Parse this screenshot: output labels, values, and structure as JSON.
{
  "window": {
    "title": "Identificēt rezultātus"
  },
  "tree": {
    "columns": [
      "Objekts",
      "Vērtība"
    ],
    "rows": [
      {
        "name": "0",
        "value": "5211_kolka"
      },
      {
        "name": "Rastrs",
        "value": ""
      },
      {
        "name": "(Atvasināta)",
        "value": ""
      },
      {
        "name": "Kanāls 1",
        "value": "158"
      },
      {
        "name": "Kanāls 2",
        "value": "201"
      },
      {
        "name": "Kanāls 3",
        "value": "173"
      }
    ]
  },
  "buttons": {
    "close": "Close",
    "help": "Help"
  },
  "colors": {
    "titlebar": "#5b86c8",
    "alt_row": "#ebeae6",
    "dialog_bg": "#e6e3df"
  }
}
________________________
__GIVEN REQUEST__.
Look through the data and gather every line with the string "Kanāls" in it.

__CORRECT RESPONSE__.
        "name": "Kanāls 1",
        "name": "Kanāls 2",
        "name": "Kanāls 3",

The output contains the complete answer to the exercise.